▶ **RECORDED DATA**
==============================

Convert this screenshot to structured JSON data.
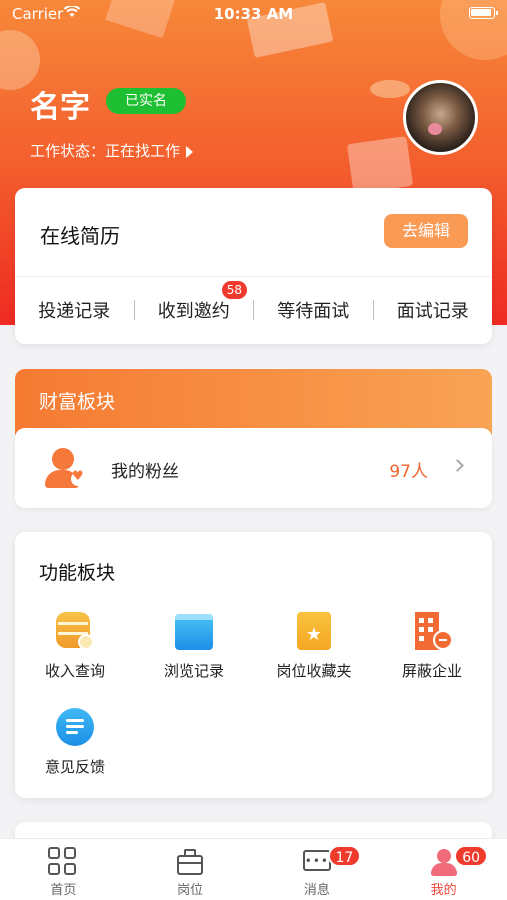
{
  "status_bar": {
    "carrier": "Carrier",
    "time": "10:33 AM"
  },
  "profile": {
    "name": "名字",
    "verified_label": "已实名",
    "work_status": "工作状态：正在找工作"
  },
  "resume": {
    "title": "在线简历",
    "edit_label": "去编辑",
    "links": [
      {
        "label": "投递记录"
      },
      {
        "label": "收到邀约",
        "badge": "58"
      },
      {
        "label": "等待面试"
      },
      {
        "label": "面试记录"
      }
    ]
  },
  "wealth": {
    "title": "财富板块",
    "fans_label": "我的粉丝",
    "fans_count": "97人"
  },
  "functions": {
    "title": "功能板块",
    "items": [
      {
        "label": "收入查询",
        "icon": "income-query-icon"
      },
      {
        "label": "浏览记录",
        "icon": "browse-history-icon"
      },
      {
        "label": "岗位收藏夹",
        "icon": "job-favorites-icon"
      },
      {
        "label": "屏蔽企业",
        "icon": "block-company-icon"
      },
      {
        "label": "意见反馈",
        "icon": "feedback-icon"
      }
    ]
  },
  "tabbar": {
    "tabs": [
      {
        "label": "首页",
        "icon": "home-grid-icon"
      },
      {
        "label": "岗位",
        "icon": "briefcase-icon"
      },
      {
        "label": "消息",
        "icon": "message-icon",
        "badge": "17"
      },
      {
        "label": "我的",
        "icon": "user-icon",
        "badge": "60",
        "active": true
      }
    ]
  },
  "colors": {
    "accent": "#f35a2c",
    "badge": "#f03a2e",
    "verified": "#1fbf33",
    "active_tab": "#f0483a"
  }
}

==============================

▶ **REQUIRED TASK**
Retype everything in the material word for word, minus pictures.

▶ **FINAL RESULT**
Convert this screenshot to structured JSON data.
{
  "status_bar": {
    "carrier": "Carrier",
    "time": "10:33 AM"
  },
  "profile": {
    "name": "名字",
    "verified_label": "已实名",
    "work_status": "工作状态：正在找工作"
  },
  "resume": {
    "title": "在线简历",
    "edit_label": "去编辑",
    "links": [
      {
        "label": "投递记录"
      },
      {
        "label": "收到邀约",
        "badge": "58"
      },
      {
        "label": "等待面试"
      },
      {
        "label": "面试记录"
      }
    ]
  },
  "wealth": {
    "title": "财富板块",
    "fans_label": "我的粉丝",
    "fans_count": "97人"
  },
  "functions": {
    "title": "功能板块",
    "items": [
      {
        "label": "收入查询",
        "icon": "income-query-icon"
      },
      {
        "label": "浏览记录",
        "icon": "browse-history-icon"
      },
      {
        "label": "岗位收藏夹",
        "icon": "job-favorites-icon"
      },
      {
        "label": "屏蔽企业",
        "icon": "block-company-icon"
      },
      {
        "label": "意见反馈",
        "icon": "feedback-icon"
      }
    ]
  },
  "tabbar": {
    "tabs": [
      {
        "label": "首页",
        "icon": "home-grid-icon"
      },
      {
        "label": "岗位",
        "icon": "briefcase-icon"
      },
      {
        "label": "消息",
        "icon": "message-icon",
        "badge": "17"
      },
      {
        "label": "我的",
        "icon": "user-icon",
        "badge": "60",
        "active": true
      }
    ]
  },
  "colors": {
    "accent": "#f35a2c",
    "badge": "#f03a2e",
    "verified": "#1fbf33",
    "active_tab": "#f0483a"
  }
}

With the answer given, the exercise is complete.